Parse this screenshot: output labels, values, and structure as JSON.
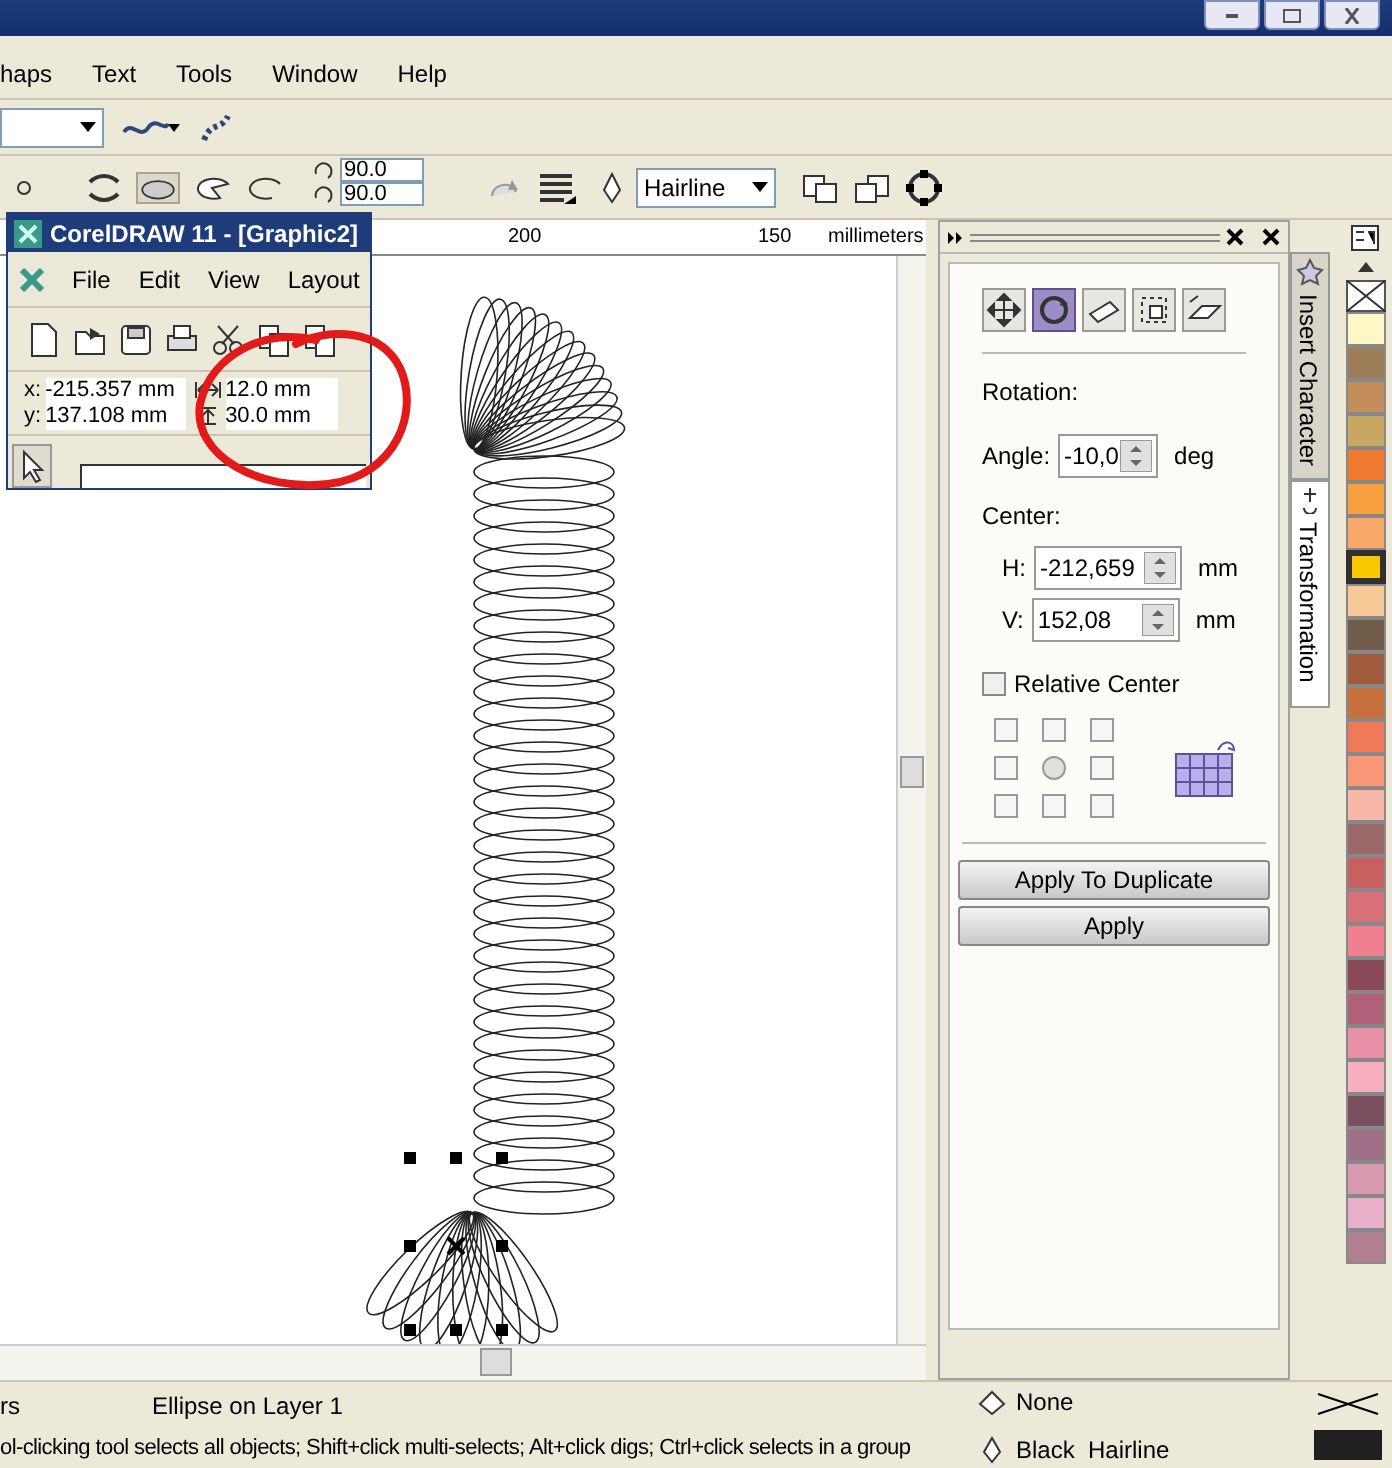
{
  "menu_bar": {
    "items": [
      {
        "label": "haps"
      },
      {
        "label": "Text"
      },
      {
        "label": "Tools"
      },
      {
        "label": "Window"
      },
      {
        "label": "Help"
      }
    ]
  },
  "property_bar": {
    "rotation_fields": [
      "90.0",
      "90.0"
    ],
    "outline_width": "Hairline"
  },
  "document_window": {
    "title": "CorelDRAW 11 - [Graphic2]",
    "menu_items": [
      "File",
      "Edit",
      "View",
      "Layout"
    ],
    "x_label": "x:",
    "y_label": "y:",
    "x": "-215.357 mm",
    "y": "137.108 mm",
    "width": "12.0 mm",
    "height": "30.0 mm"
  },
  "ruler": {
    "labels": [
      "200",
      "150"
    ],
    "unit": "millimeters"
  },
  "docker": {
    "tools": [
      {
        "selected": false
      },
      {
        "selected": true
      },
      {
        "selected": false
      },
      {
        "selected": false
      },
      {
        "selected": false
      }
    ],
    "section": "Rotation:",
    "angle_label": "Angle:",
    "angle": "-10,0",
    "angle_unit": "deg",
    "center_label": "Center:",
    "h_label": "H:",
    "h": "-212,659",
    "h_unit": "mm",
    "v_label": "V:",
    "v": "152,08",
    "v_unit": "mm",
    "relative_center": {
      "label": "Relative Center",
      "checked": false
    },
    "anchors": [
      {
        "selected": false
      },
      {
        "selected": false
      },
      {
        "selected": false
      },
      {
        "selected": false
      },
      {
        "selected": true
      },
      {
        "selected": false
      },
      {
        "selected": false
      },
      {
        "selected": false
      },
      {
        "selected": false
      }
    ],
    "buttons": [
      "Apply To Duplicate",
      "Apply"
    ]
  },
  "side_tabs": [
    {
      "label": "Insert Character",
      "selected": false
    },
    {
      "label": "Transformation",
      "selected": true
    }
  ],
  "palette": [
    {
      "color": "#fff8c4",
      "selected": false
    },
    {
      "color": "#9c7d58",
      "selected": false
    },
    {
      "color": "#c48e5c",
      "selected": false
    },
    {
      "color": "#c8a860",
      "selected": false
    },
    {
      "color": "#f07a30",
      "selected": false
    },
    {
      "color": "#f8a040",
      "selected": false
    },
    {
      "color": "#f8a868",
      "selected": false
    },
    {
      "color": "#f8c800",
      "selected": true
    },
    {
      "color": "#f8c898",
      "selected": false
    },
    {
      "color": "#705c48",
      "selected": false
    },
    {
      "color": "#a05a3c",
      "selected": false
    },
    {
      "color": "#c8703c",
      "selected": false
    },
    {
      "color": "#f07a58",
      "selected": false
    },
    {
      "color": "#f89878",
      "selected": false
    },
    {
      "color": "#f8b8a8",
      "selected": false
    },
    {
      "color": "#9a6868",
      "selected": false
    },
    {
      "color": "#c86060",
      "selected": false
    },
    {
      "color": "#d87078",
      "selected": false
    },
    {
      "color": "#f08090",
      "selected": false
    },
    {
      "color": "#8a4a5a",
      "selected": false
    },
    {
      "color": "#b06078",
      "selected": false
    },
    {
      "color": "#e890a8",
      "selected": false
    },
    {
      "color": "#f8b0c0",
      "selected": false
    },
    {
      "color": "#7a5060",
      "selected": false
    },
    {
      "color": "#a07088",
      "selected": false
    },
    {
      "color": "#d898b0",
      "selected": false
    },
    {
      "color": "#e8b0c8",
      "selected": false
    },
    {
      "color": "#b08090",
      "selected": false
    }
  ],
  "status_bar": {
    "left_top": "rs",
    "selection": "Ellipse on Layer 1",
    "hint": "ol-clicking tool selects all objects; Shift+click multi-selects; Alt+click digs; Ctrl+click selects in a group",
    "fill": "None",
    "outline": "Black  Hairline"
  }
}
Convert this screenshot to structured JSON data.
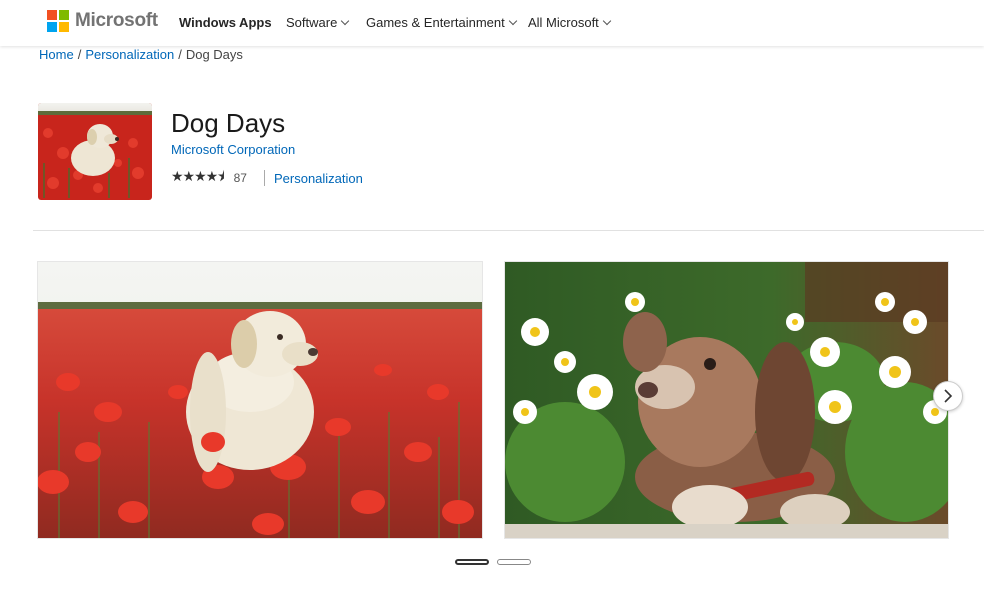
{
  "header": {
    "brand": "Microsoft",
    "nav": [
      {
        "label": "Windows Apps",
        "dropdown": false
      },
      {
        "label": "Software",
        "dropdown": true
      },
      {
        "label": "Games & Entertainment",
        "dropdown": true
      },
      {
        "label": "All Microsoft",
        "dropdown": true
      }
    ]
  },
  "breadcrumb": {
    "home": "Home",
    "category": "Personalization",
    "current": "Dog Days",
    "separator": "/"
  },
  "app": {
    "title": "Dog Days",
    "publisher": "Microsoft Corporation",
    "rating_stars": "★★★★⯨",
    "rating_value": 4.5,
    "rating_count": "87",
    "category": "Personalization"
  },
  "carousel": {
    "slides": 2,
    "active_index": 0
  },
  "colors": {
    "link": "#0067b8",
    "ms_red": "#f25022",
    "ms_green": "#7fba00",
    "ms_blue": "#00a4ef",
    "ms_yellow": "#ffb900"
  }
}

=====

:: Problem ::
Transcribe the whole listing, character for character, but not its images.

:: Task answer ::
Parse this screenshot: output labels, values, and structure as JSON.
{
  "menu_bar": {
    "items": [
      {
        "label": "haps"
      },
      {
        "label": "Text"
      },
      {
        "label": "Tools"
      },
      {
        "label": "Window"
      },
      {
        "label": "Help"
      }
    ]
  },
  "property_bar": {
    "rotation_fields": [
      "90.0",
      "90.0"
    ],
    "outline_width": "Hairline"
  },
  "document_window": {
    "title": "CorelDRAW 11 - [Graphic2]",
    "menu_items": [
      "File",
      "Edit",
      "View",
      "Layout"
    ],
    "x_label": "x:",
    "y_label": "y:",
    "x": "-215.357 mm",
    "y": "137.108 mm",
    "width": "12.0 mm",
    "height": "30.0 mm"
  },
  "ruler": {
    "labels": [
      "200",
      "150"
    ],
    "unit": "millimeters"
  },
  "docker": {
    "tools": [
      {
        "selected": false
      },
      {
        "selected": true
      },
      {
        "selected": false
      },
      {
        "selected": false
      },
      {
        "selected": false
      }
    ],
    "section": "Rotation:",
    "angle_label": "Angle:",
    "angle": "-10,0",
    "angle_unit": "deg",
    "center_label": "Center:",
    "h_label": "H:",
    "h": "-212,659",
    "h_unit": "mm",
    "v_label": "V:",
    "v": "152,08",
    "v_unit": "mm",
    "relative_center": {
      "label": "Relative Center",
      "checked": false
    },
    "anchors": [
      {
        "selected": false
      },
      {
        "selected": false
      },
      {
        "selected": false
      },
      {
        "selected": false
      },
      {
        "selected": true
      },
      {
        "selected": false
      },
      {
        "selected": false
      },
      {
        "selected": false
      },
      {
        "selected": false
      }
    ],
    "buttons": [
      "Apply To Duplicate",
      "Apply"
    ]
  },
  "side_tabs": [
    {
      "label": "Insert Character",
      "selected": false
    },
    {
      "label": "Transformation",
      "selected": true
    }
  ],
  "palette": [
    {
      "color": "#fff8c4",
      "selected": false
    },
    {
      "color": "#9c7d58",
      "selected": false
    },
    {
      "color": "#c48e5c",
      "selected": false
    },
    {
      "color": "#c8a860",
      "selected": false
    },
    {
      "color": "#f07a30",
      "selected": false
    },
    {
      "color": "#f8a040",
      "selected": false
    },
    {
      "color": "#f8a868",
      "selected": false
    },
    {
      "color": "#f8c800",
      "selected": true
    },
    {
      "color": "#f8c898",
      "selected": false
    },
    {
      "color": "#705c48",
      "selected": false
    },
    {
      "color": "#a05a3c",
      "selected": false
    },
    {
      "color": "#c8703c",
      "selected": false
    },
    {
      "color": "#f07a58",
      "selected": false
    },
    {
      "color": "#f89878",
      "selected": false
    },
    {
      "color": "#f8b8a8",
      "selected": false
    },
    {
      "color": "#9a6868",
      "selected": false
    },
    {
      "color": "#c86060",
      "selected": false
    },
    {
      "color": "#d87078",
      "selected": false
    },
    {
      "color": "#f08090",
      "selected": false
    },
    {
      "color": "#8a4a5a",
      "selected": false
    },
    {
      "color": "#b06078",
      "selected": false
    },
    {
      "color": "#e890a8",
      "selected": false
    },
    {
      "color": "#f8b0c0",
      "selected": false
    },
    {
      "color": "#7a5060",
      "selected": false
    },
    {
      "color": "#a07088",
      "selected": false
    },
    {
      "color": "#d898b0",
      "selected": false
    },
    {
      "color": "#e8b0c8",
      "selected": false
    },
    {
      "color": "#b08090",
      "selected": false
    }
  ],
  "status_bar": {
    "left_top": "rs",
    "selection": "Ellipse on Layer 1",
    "hint": "ol-clicking tool selects all objects; Shift+click multi-selects; Alt+click digs; Ctrl+click selects in a group",
    "fill": "None",
    "outline": "Black  Hairline"
  }
}
Convert this screenshot to structured JSON data.
{
  "header": {
    "brand": "Microsoft",
    "nav": [
      {
        "label": "Windows Apps",
        "dropdown": false
      },
      {
        "label": "Software",
        "dropdown": true
      },
      {
        "label": "Games & Entertainment",
        "dropdown": true
      },
      {
        "label": "All Microsoft",
        "dropdown": true
      }
    ]
  },
  "breadcrumb": {
    "home": "Home",
    "category": "Personalization",
    "current": "Dog Days",
    "separator": "/"
  },
  "app": {
    "title": "Dog Days",
    "publisher": "Microsoft Corporation",
    "rating_stars": "★★★★⯨",
    "rating_value": 4.5,
    "rating_count": "87",
    "category": "Personalization"
  },
  "carousel": {
    "slides": 2,
    "active_index": 0
  },
  "colors": {
    "link": "#0067b8",
    "ms_red": "#f25022",
    "ms_green": "#7fba00",
    "ms_blue": "#00a4ef",
    "ms_yellow": "#ffb900"
  }
}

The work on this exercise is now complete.